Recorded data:
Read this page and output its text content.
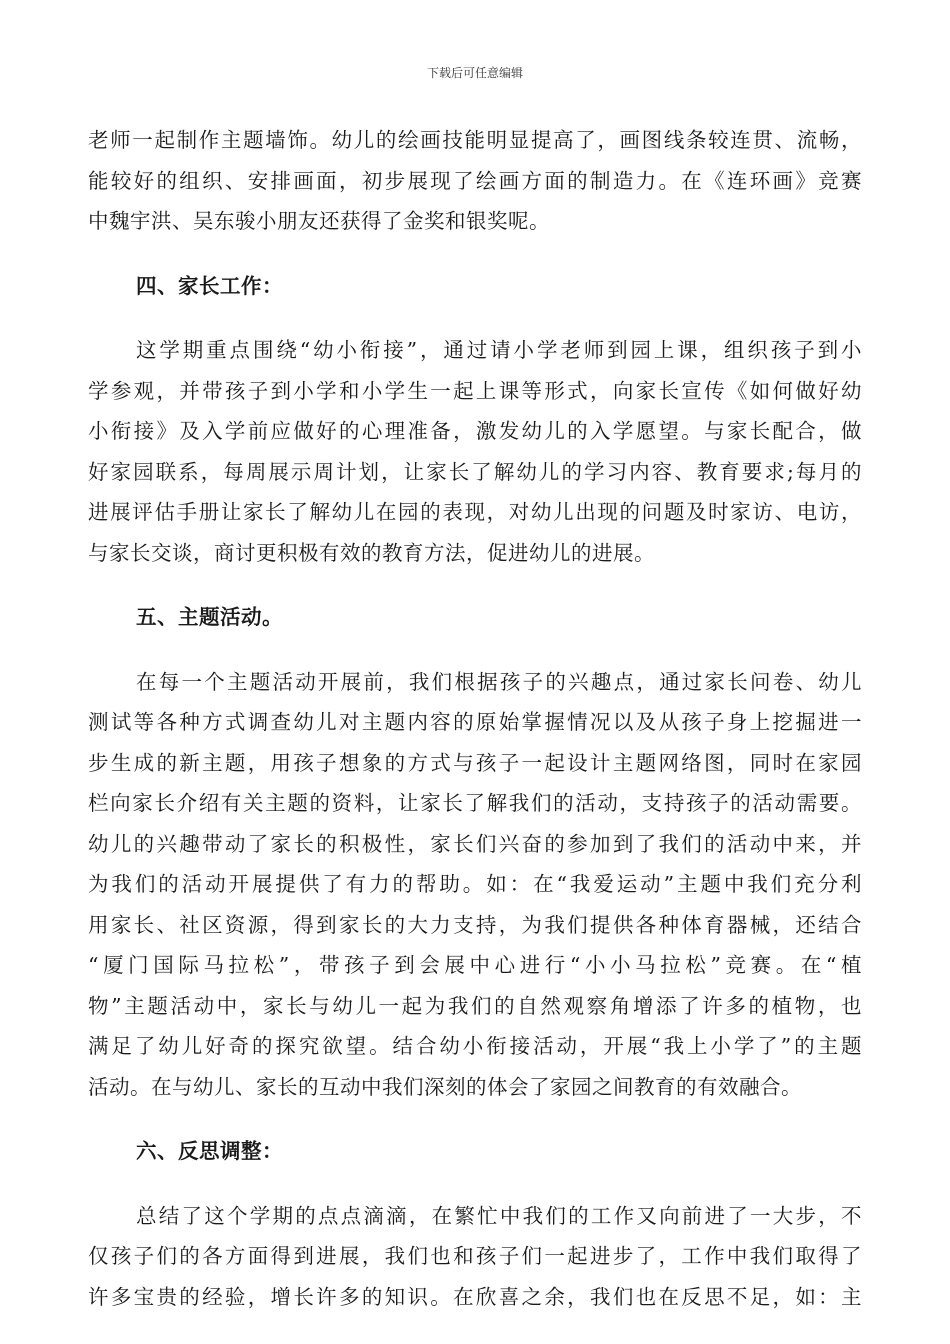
下载后可任意编辑
老师一起制作主题墙饰。幼儿的绘画技能明显提高了，画图线条较连贯、流畅，
能较好的组织、安排画面，初步展现了绘画方面的制造力。在《连环画》竞赛
中魏宇洪、吴东骏小朋友还获得了金奖和银奖呢。
四、家长工作：
这学期重点围绕“幼小衔接”，通过请小学老师到园上课，组织孩子到小
学参观，并带孩子到小学和小学生一起上课等形式，向家长宣传《如何做好幼
小衔接》及入学前应做好的心理准备，激发幼儿的入学愿望。与家长配合，做
好家园联系，每周展示周计划，让家长了解幼儿的学习内容、教育要求;每月的
进展评估手册让家长了解幼儿在园的表现，对幼儿出现的问题及时家访、电访，
与家长交谈，商讨更积极有效的教育方法，促进幼儿的进展。
五、主题活动。
在每一个主题活动开展前，我们根据孩子的兴趣点，通过家长问卷、幼儿
测试等各种方式调查幼儿对主题内容的原始掌握情况以及从孩子身上挖掘进一
步生成的新主题，用孩子想象的方式与孩子一起设计主题网络图，同时在家园
栏向家长介绍有关主题的资料，让家长了解我们的活动，支持孩子的活动需要。
幼儿的兴趣带动了家长的积极性，家长们兴奋的参加到了我们的活动中来，并
为我们的活动开展提供了有力的帮助。如：在“我爱运动”主题中我们充分利
用家长、社区资源，得到家长的大力支持，为我们提供各种体育器械，还结合
“厦门国际马拉松”，带孩子到会展中心进行“小小马拉松”竞赛。在“植
物”主题活动中，家长与幼儿一起为我们的自然观察角增添了许多的植物，也
满足了幼儿好奇的探究欲望。结合幼小衔接活动，开展“我上小学了”的主题
活动。在与幼儿、家长的互动中我们深刻的体会了家园之间教育的有效融合。
六、反思调整：
总结了这个学期的点点滴滴，在繁忙中我们的工作又向前进了一大步，不
仅孩子们的各方面得到进展，我们也和孩子们一起进步了，工作中我们取得了
许多宝贵的经验，增长许多的知识。在欣喜之余，我们也在反思不足，如：主
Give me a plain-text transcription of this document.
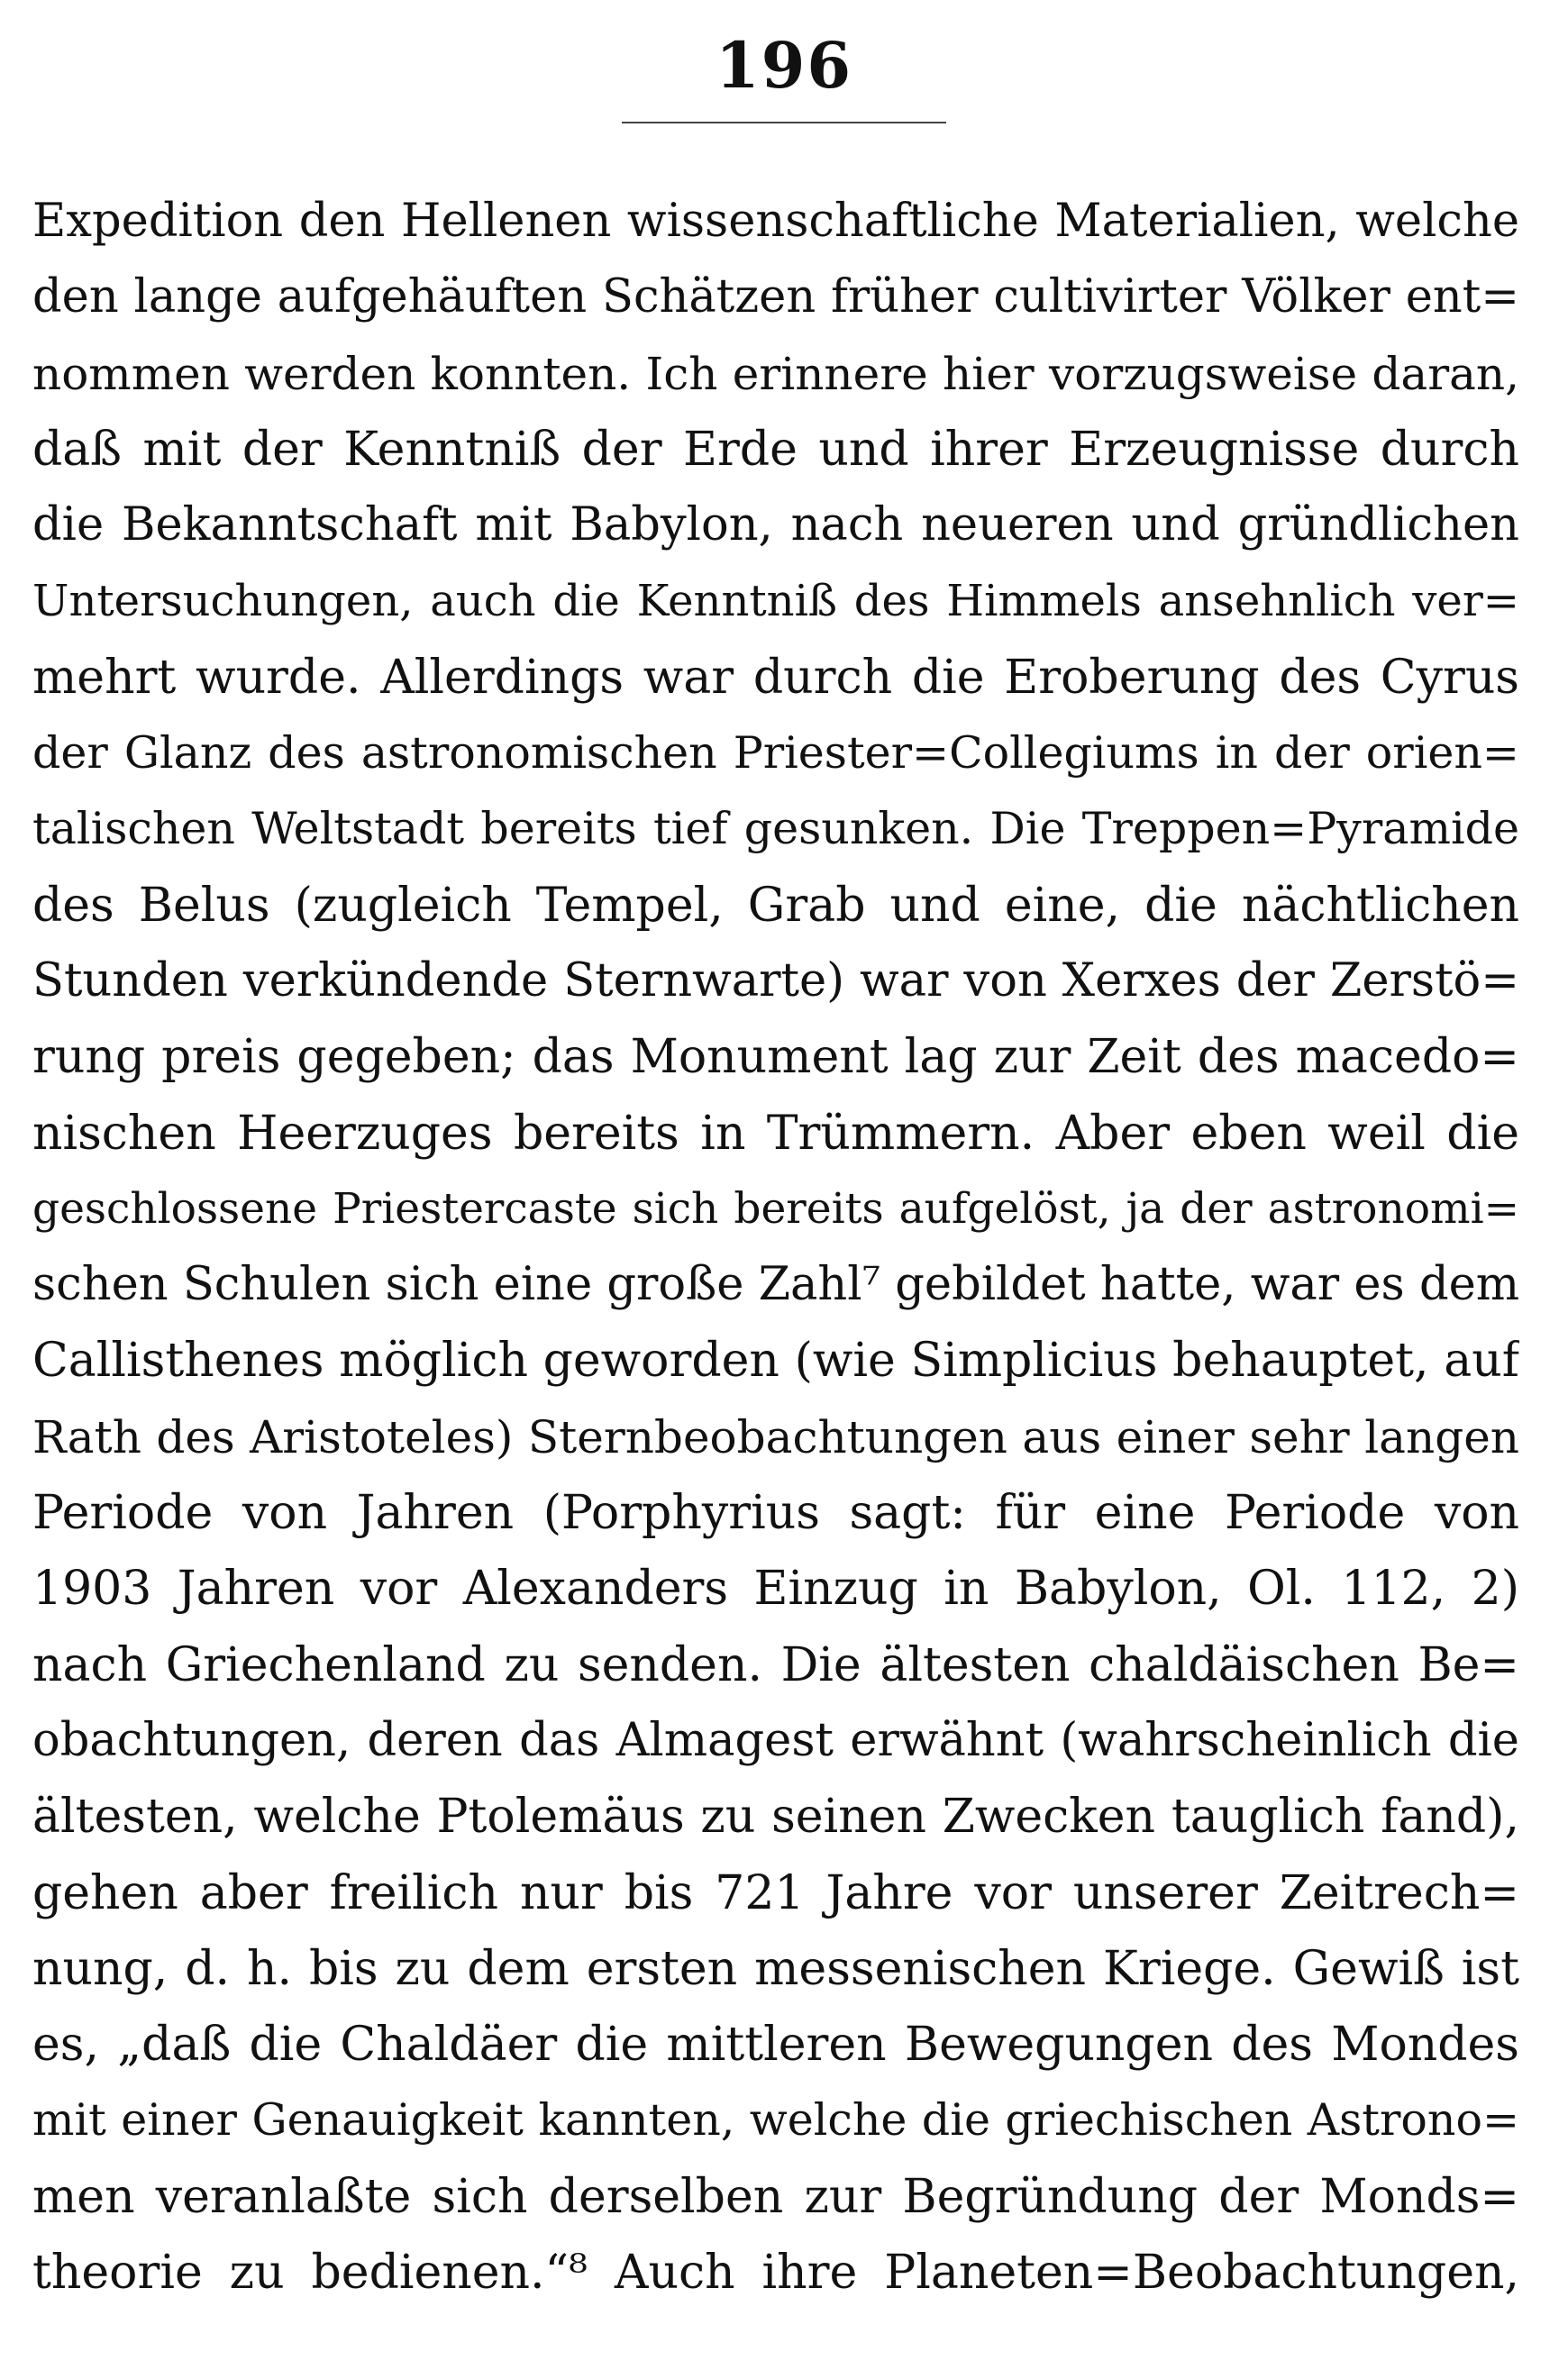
196
Expedition den Hellenen wissenschaftliche Materialien, welche
den lange aufgehäuften Schätzen früher cultivirter Völker ent=
nommen werden konnten. Ich erinnere hier vorzugsweise daran,
daß mit der Kenntniß der Erde und ihrer Erzeugnisse durch
die Bekanntschaft mit Babylon, nach neueren und gründlichen
Untersuchungen, auch die Kenntniß des Himmels ansehnlich ver=
mehrt wurde. Allerdings war durch die Eroberung des Cyrus
der Glanz des astronomischen Priester=Collegiums in der orien=
talischen Weltstadt bereits tief gesunken. Die Treppen=Pyramide
des Belus (zugleich Tempel, Grab und eine, die nächtlichen
Stunden verkündende Sternwarte) war von Xerxes der Zerstö=
rung preis gegeben; das Monument lag zur Zeit des macedo=
nischen Heerzuges bereits in Trümmern. Aber eben weil die
geschlossene Priestercaste sich bereits aufgelöst, ja der astronomi=
schen Schulen sich eine große Zahl⁷ gebildet hatte, war es dem
Callisthenes möglich geworden (wie Simplicius behauptet, auf
Rath des Aristoteles) Sternbeobachtungen aus einer sehr langen
Periode von Jahren (Porphyrius sagt: für eine Periode von
1903 Jahren vor Alexanders Einzug in Babylon, Ol. 112, 2)
nach Griechenland zu senden. Die ältesten chaldäischen Be=
obachtungen, deren das Almagest erwähnt (wahrscheinlich die
ältesten, welche Ptolemäus zu seinen Zwecken tauglich fand),
gehen aber freilich nur bis 721 Jahre vor unserer Zeitrech=
nung, d. h. bis zu dem ersten messenischen Kriege. Gewiß ist
es, „daß die Chaldäer die mittleren Bewegungen des Mondes
mit einer Genauigkeit kannten, welche die griechischen Astrono=
men veranlaßte sich derselben zur Begründung der Monds=
theorie zu bedienen.“⁸ Auch ihre Planeten=Beobachtungen,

## Stated problem
Retype the whole listing exactly and leave the pictures out.

## Exercise result
Read this page and output its text content.
下载后可任意编辑
老师一起制作主题墙饰。幼儿的绘画技能明显提高了，画图线条较连贯、流畅，
能较好的组织、安排画面，初步展现了绘画方面的制造力。在《连环画》竞赛
中魏宇洪、吴东骏小朋友还获得了金奖和银奖呢。
四、家长工作：
这学期重点围绕“幼小衔接”，通过请小学老师到园上课，组织孩子到小
学参观，并带孩子到小学和小学生一起上课等形式，向家长宣传《如何做好幼
小衔接》及入学前应做好的心理准备，激发幼儿的入学愿望。与家长配合，做
好家园联系，每周展示周计划，让家长了解幼儿的学习内容、教育要求;每月的
进展评估手册让家长了解幼儿在园的表现，对幼儿出现的问题及时家访、电访，
与家长交谈，商讨更积极有效的教育方法，促进幼儿的进展。
五、主题活动。
在每一个主题活动开展前，我们根据孩子的兴趣点，通过家长问卷、幼儿
测试等各种方式调查幼儿对主题内容的原始掌握情况以及从孩子身上挖掘进一
步生成的新主题，用孩子想象的方式与孩子一起设计主题网络图，同时在家园
栏向家长介绍有关主题的资料，让家长了解我们的活动，支持孩子的活动需要。
幼儿的兴趣带动了家长的积极性，家长们兴奋的参加到了我们的活动中来，并
为我们的活动开展提供了有力的帮助。如：在“我爱运动”主题中我们充分利
用家长、社区资源，得到家长的大力支持，为我们提供各种体育器械，还结合
“厦门国际马拉松”，带孩子到会展中心进行“小小马拉松”竞赛。在“植
物”主题活动中，家长与幼儿一起为我们的自然观察角增添了许多的植物，也
满足了幼儿好奇的探究欲望。结合幼小衔接活动，开展“我上小学了”的主题
活动。在与幼儿、家长的互动中我们深刻的体会了家园之间教育的有效融合。
六、反思调整：
总结了这个学期的点点滴滴，在繁忙中我们的工作又向前进了一大步，不
仅孩子们的各方面得到进展，我们也和孩子们一起进步了，工作中我们取得了
许多宝贵的经验，增长许多的知识。在欣喜之余，我们也在反思不足，如：主
Give me a plain-text transcription of this document.
196
Expedition den Hellenen wissenschaftliche Materialien, welche
den lange aufgehäuften Schätzen früher cultivirter Völker ent=
nommen werden konnten. Ich erinnere hier vorzugsweise daran,
daß mit der Kenntniß der Erde und ihrer Erzeugnisse durch
die Bekanntschaft mit Babylon, nach neueren und gründlichen
Untersuchungen, auch die Kenntniß des Himmels ansehnlich ver=
mehrt wurde. Allerdings war durch die Eroberung des Cyrus
der Glanz des astronomischen Priester=Collegiums in der orien=
talischen Weltstadt bereits tief gesunken. Die Treppen=Pyramide
des Belus (zugleich Tempel, Grab und eine, die nächtlichen
Stunden verkündende Sternwarte) war von Xerxes der Zerstö=
rung preis gegeben; das Monument lag zur Zeit des macedo=
nischen Heerzuges bereits in Trümmern. Aber eben weil die
geschlossene Priestercaste sich bereits aufgelöst, ja der astronomi=
schen Schulen sich eine große Zahl⁷ gebildet hatte, war es dem
Callisthenes möglich geworden (wie Simplicius behauptet, auf
Rath des Aristoteles) Sternbeobachtungen aus einer sehr langen
Periode von Jahren (Porphyrius sagt: für eine Periode von
1903 Jahren vor Alexanders Einzug in Babylon, Ol. 112, 2)
nach Griechenland zu senden. Die ältesten chaldäischen Be=
obachtungen, deren das Almagest erwähnt (wahrscheinlich die
ältesten, welche Ptolemäus zu seinen Zwecken tauglich fand),
gehen aber freilich nur bis 721 Jahre vor unserer Zeitrech=
nung, d. h. bis zu dem ersten messenischen Kriege. Gewiß ist
es, „daß die Chaldäer die mittleren Bewegungen des Mondes
mit einer Genauigkeit kannten, welche die griechischen Astrono=
men veranlaßte sich derselben zur Begründung der Monds=
theorie zu bedienen.“⁸ Auch ihre Planeten=Beobachtungen,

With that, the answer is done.